**What to produce:**
Please say how many lines of the listing hold "this", with no other words in the answer.

━━━━━ Records for processing

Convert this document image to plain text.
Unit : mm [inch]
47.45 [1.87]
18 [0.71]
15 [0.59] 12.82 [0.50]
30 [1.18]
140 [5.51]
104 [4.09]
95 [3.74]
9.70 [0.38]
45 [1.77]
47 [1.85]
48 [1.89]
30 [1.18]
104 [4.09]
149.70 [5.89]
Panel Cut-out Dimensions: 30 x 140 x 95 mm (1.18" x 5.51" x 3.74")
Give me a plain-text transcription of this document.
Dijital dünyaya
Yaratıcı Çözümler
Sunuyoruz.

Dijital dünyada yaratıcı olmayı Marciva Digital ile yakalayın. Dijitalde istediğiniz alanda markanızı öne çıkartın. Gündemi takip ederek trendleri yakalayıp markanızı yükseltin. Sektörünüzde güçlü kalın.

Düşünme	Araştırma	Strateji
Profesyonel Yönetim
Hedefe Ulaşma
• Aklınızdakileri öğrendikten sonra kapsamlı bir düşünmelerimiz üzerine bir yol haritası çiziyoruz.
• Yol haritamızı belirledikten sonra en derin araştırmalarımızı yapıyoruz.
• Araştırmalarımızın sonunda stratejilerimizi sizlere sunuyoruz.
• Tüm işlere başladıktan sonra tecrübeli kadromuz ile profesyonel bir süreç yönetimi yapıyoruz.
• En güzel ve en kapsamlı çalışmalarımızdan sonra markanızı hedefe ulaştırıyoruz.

━━━━━━━━━━
━━━━━ Records for processing

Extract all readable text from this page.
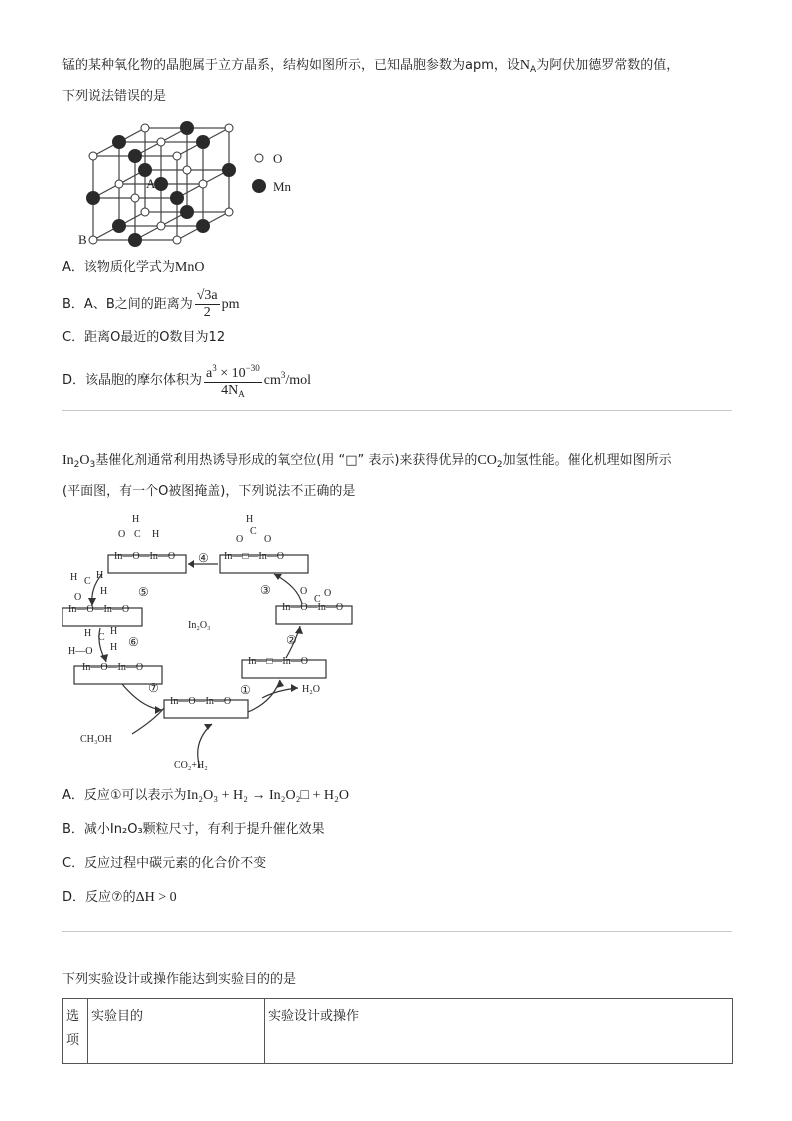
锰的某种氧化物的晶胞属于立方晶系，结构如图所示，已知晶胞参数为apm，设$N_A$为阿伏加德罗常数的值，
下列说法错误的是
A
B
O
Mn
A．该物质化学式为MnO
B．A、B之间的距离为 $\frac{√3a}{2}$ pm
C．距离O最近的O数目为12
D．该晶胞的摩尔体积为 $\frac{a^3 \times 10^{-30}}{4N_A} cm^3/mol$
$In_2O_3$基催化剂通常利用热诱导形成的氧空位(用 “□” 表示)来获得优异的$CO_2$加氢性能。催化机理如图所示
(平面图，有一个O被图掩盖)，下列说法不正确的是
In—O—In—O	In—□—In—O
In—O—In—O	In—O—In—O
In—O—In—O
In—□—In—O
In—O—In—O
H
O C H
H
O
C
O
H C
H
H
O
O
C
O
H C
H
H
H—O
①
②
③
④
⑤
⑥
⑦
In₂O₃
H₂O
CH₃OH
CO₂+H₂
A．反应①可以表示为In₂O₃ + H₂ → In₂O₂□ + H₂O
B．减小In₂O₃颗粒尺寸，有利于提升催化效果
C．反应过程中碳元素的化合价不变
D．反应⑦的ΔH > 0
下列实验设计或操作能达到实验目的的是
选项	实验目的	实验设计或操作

━━━━━━━━━━

**Answer to the exercise:**
3